GOAL OF THE EXERCISE | Every line that holds the string "JSON" is to be identified and copied.

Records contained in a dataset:

+++

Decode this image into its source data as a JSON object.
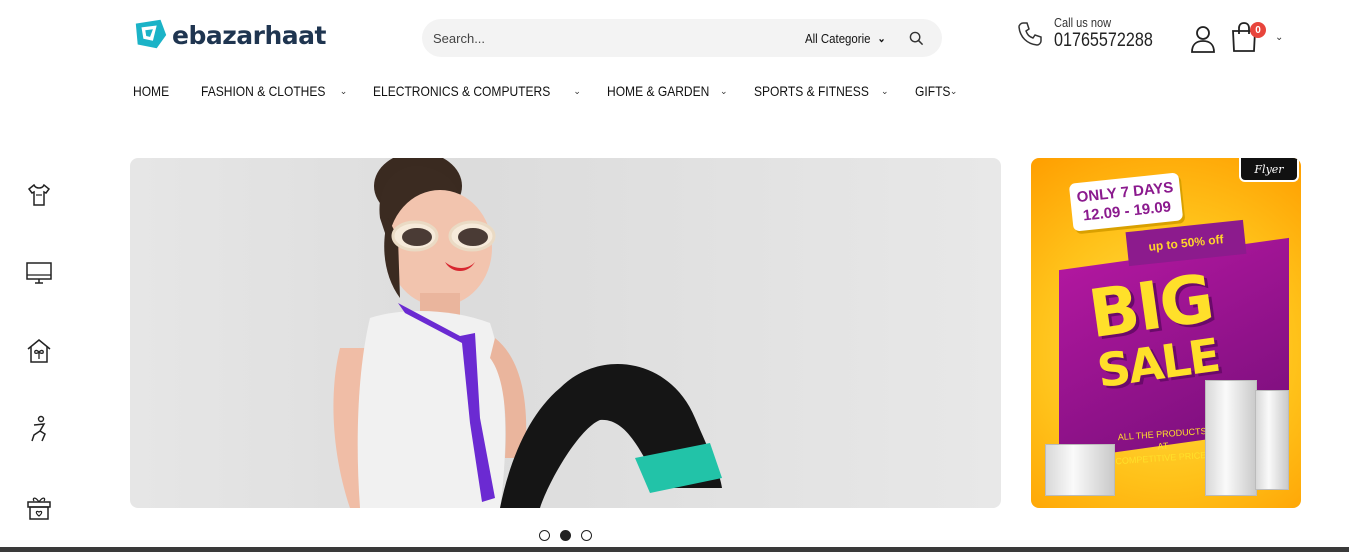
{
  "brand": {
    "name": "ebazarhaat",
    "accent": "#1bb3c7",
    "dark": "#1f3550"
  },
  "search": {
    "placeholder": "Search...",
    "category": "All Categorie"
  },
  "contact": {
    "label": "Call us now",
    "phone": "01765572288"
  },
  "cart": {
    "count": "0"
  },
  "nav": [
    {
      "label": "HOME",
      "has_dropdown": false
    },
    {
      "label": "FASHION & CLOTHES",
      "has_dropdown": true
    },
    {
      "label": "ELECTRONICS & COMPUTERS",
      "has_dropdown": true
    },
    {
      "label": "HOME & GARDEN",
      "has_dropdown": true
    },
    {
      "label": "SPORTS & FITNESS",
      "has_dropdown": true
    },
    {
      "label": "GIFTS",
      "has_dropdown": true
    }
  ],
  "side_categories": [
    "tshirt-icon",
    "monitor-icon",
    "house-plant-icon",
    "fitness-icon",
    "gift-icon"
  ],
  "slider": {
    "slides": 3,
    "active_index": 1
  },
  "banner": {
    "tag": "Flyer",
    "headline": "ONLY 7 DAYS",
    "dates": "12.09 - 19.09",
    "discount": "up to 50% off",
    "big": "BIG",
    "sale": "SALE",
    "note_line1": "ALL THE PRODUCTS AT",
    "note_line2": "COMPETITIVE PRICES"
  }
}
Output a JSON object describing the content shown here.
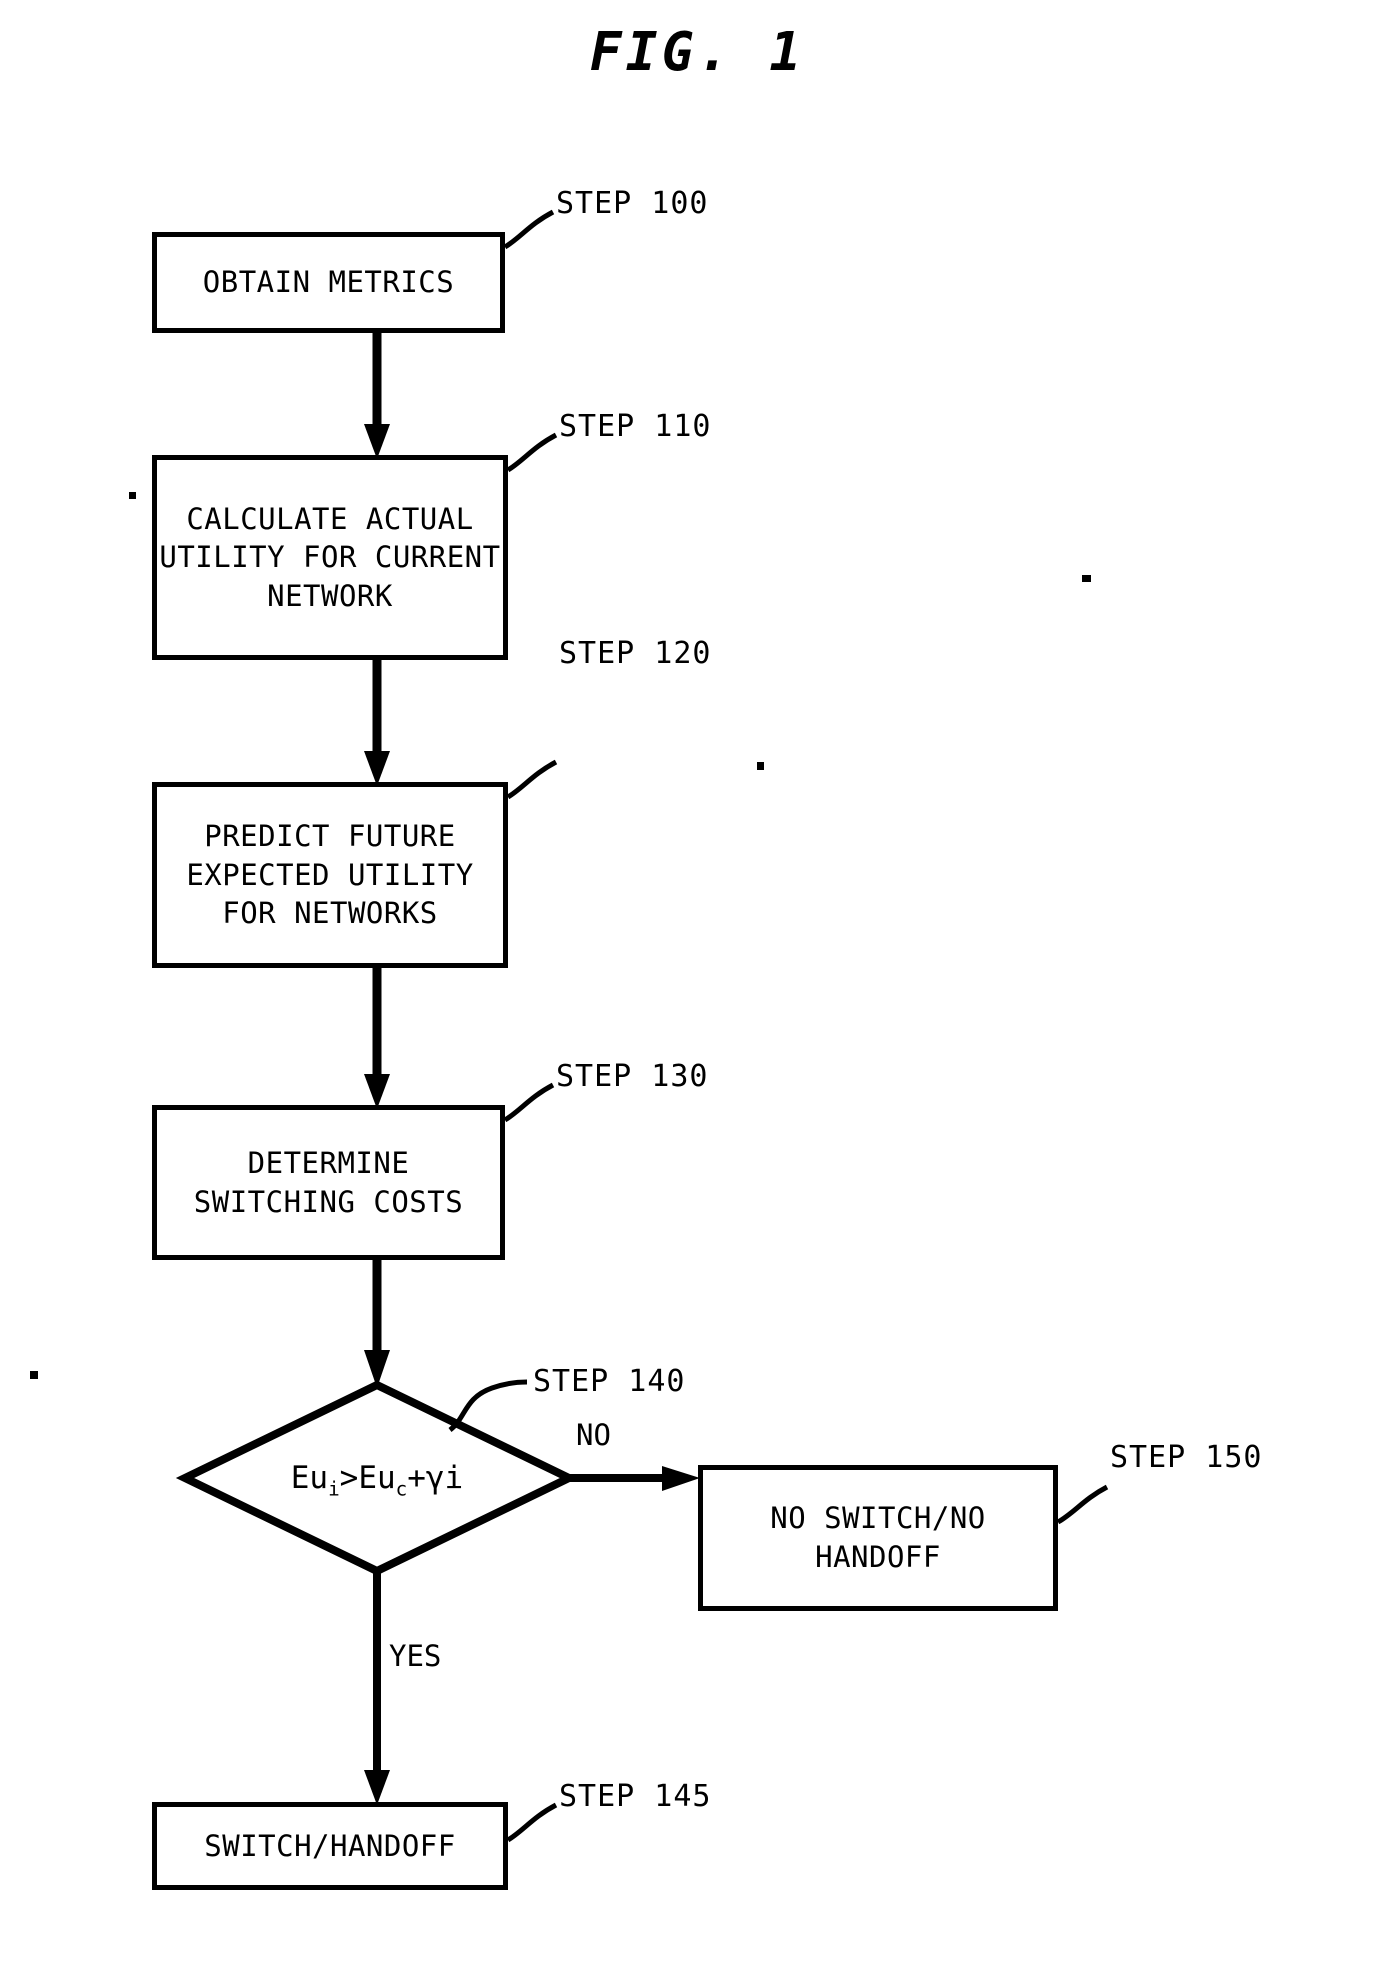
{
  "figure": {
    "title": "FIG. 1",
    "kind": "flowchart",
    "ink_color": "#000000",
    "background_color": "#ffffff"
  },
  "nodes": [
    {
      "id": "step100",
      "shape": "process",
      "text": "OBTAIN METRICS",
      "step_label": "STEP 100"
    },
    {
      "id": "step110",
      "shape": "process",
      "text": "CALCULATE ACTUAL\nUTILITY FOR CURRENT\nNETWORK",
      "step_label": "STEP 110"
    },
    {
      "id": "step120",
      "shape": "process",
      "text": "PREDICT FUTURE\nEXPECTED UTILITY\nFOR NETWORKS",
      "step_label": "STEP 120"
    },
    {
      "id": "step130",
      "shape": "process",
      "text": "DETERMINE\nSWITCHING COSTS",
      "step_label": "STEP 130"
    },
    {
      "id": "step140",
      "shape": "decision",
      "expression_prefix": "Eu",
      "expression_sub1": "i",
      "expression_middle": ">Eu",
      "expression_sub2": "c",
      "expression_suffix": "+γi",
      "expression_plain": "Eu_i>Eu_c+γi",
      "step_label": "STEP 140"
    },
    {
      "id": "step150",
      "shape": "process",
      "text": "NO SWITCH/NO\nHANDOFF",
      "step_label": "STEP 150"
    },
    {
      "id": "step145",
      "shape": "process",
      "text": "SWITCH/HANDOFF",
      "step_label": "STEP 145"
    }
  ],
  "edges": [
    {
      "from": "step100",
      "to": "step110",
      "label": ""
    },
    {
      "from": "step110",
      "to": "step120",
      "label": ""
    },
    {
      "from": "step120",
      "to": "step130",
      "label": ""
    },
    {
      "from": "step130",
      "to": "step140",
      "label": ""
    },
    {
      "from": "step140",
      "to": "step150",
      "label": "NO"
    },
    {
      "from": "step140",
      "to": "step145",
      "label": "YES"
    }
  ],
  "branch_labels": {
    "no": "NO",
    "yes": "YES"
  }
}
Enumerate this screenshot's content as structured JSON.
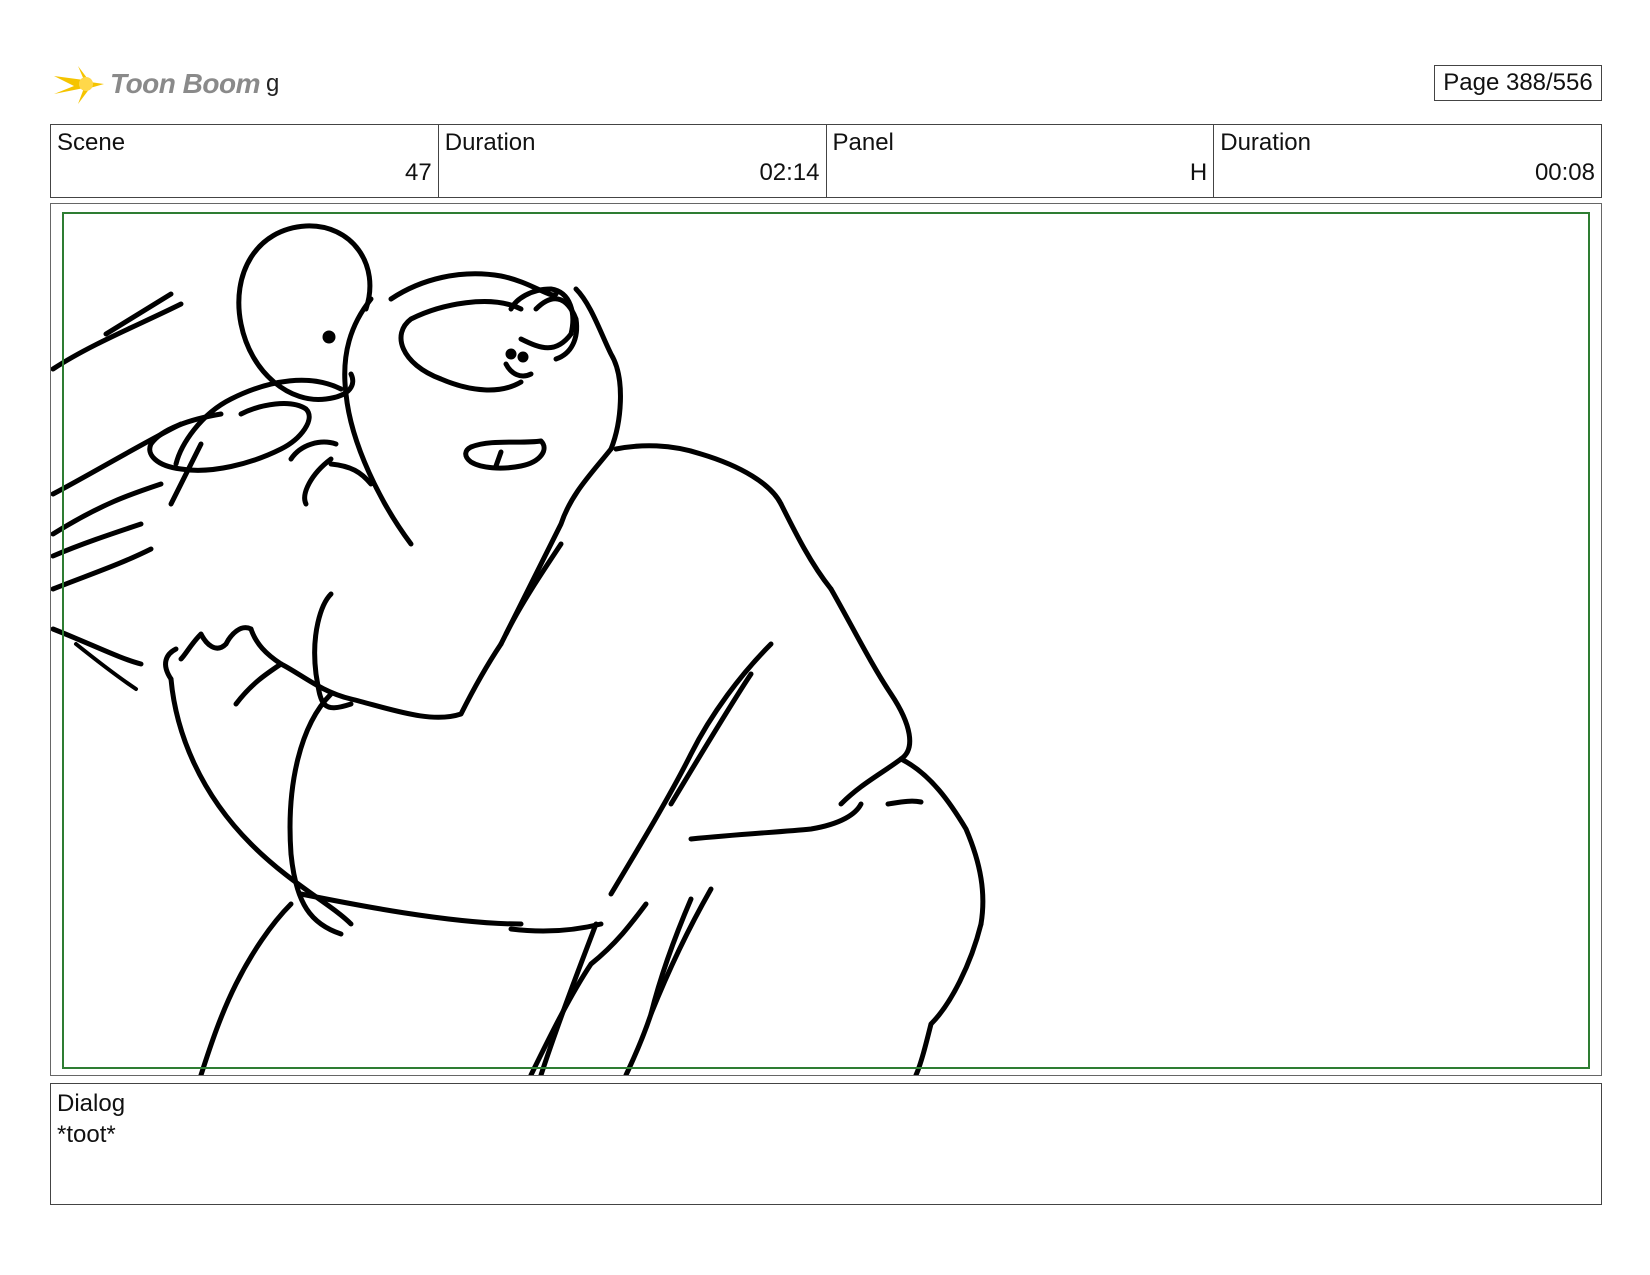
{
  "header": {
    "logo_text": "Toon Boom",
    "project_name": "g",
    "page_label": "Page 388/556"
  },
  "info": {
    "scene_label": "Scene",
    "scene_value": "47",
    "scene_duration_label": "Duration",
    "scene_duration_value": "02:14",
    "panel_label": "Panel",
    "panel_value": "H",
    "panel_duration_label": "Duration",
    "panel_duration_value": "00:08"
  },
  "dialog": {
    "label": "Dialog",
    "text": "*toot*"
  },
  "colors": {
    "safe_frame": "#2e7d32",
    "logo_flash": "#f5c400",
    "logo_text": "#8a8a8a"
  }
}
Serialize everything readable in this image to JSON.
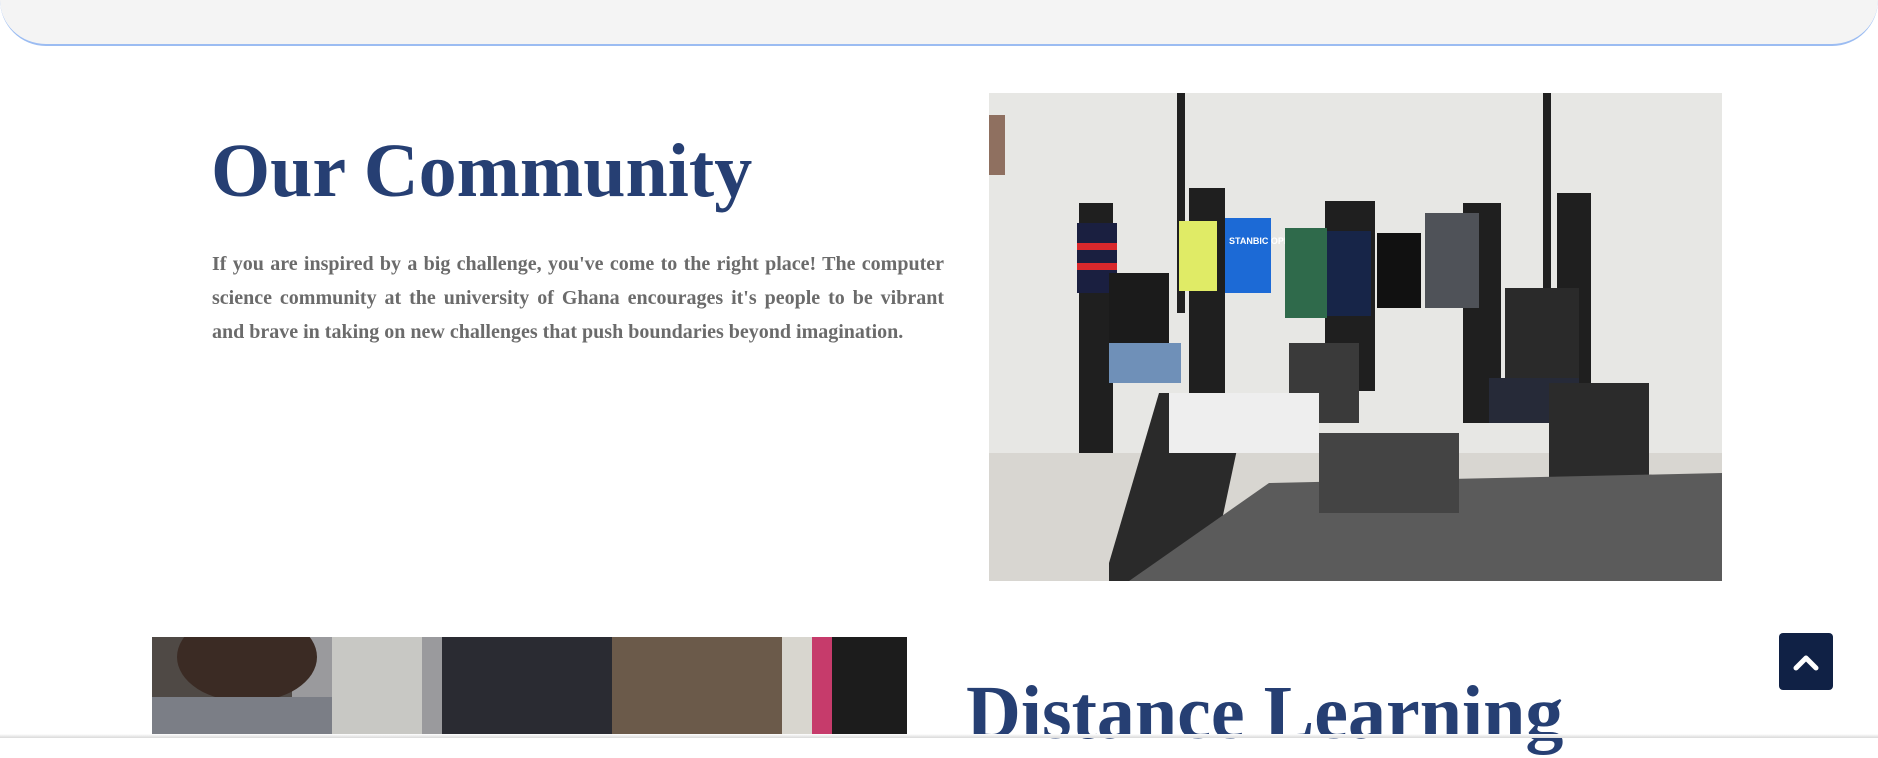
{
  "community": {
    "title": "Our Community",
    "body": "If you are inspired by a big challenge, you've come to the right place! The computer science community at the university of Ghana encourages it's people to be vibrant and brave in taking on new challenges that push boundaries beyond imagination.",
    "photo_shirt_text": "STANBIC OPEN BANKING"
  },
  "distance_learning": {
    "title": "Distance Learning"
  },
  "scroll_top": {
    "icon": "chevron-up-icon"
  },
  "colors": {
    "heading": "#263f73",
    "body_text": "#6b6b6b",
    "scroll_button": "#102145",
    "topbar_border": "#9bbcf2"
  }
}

+++

ANSWER |
Decode this image into its source data as a JSON object.
Output a JSON object describing the content shown here.
Enumerate this screenshot's content as structured JSON.
Serialize everything readable in this image to JSON.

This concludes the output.